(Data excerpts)
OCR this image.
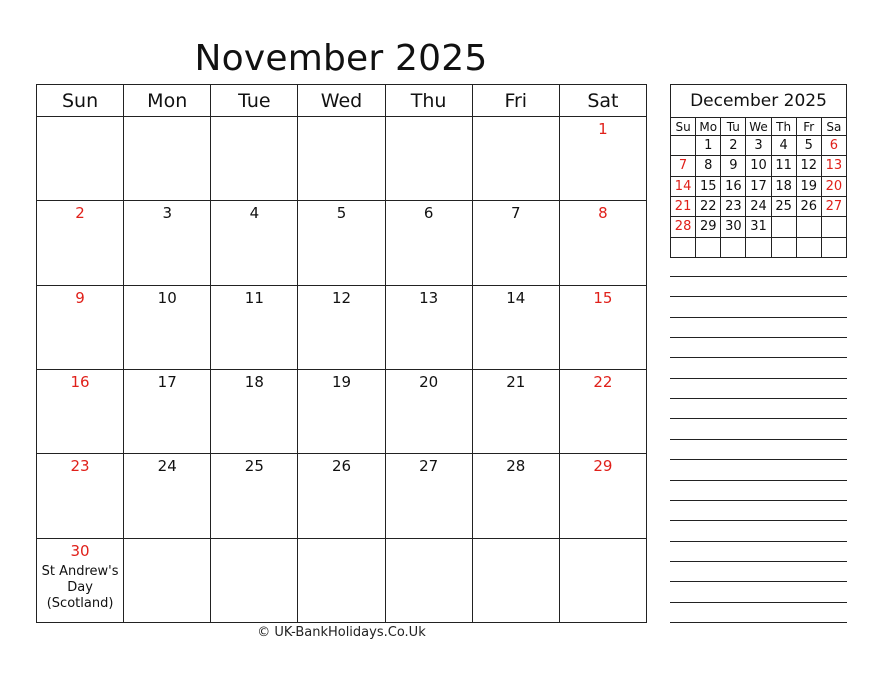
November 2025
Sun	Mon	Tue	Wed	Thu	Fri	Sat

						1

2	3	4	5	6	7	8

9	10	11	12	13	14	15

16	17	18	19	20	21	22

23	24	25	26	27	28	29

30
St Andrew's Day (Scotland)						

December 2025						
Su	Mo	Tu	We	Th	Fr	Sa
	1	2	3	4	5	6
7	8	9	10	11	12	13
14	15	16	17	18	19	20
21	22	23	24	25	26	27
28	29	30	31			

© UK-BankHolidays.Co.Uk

--

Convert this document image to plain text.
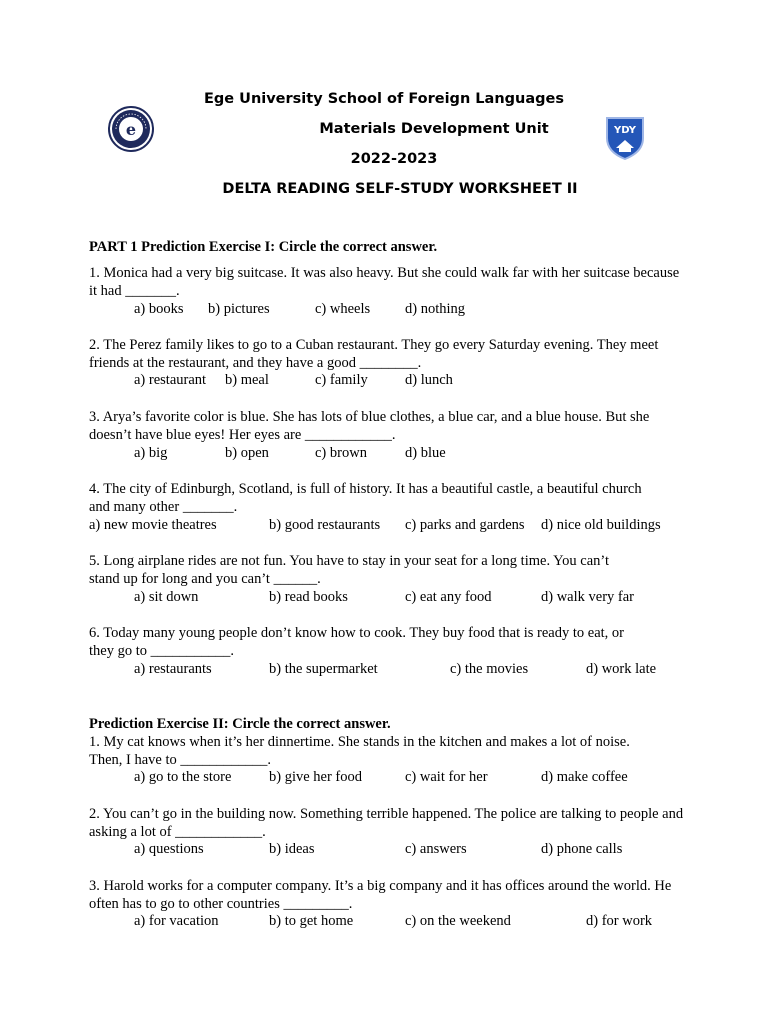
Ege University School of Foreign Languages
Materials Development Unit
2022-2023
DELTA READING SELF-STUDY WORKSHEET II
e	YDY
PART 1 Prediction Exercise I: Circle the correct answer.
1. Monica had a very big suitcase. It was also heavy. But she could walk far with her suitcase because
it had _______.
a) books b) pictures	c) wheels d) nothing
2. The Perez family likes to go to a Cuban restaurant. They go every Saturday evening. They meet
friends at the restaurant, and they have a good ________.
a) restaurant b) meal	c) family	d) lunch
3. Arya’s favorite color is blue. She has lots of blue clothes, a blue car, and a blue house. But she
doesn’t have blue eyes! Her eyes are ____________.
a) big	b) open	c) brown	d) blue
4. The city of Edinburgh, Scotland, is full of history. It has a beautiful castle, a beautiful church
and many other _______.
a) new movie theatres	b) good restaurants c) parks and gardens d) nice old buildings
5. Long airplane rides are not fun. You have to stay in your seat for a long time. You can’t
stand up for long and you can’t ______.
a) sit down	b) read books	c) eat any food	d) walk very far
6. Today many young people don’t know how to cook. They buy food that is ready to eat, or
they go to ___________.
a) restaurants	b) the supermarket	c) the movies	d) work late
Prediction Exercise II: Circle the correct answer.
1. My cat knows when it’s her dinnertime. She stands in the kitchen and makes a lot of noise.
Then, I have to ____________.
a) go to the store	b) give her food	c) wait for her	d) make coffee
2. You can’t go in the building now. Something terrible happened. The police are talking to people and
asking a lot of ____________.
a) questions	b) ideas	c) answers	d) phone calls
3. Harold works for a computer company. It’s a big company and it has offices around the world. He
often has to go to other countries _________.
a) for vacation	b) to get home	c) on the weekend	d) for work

> _TASK INSTRUCTIONS_
Where a line in the material above holds "this", copy that line.

> _EXERCISE ANSWER_
OCR this image.
Convert this document image to plain text.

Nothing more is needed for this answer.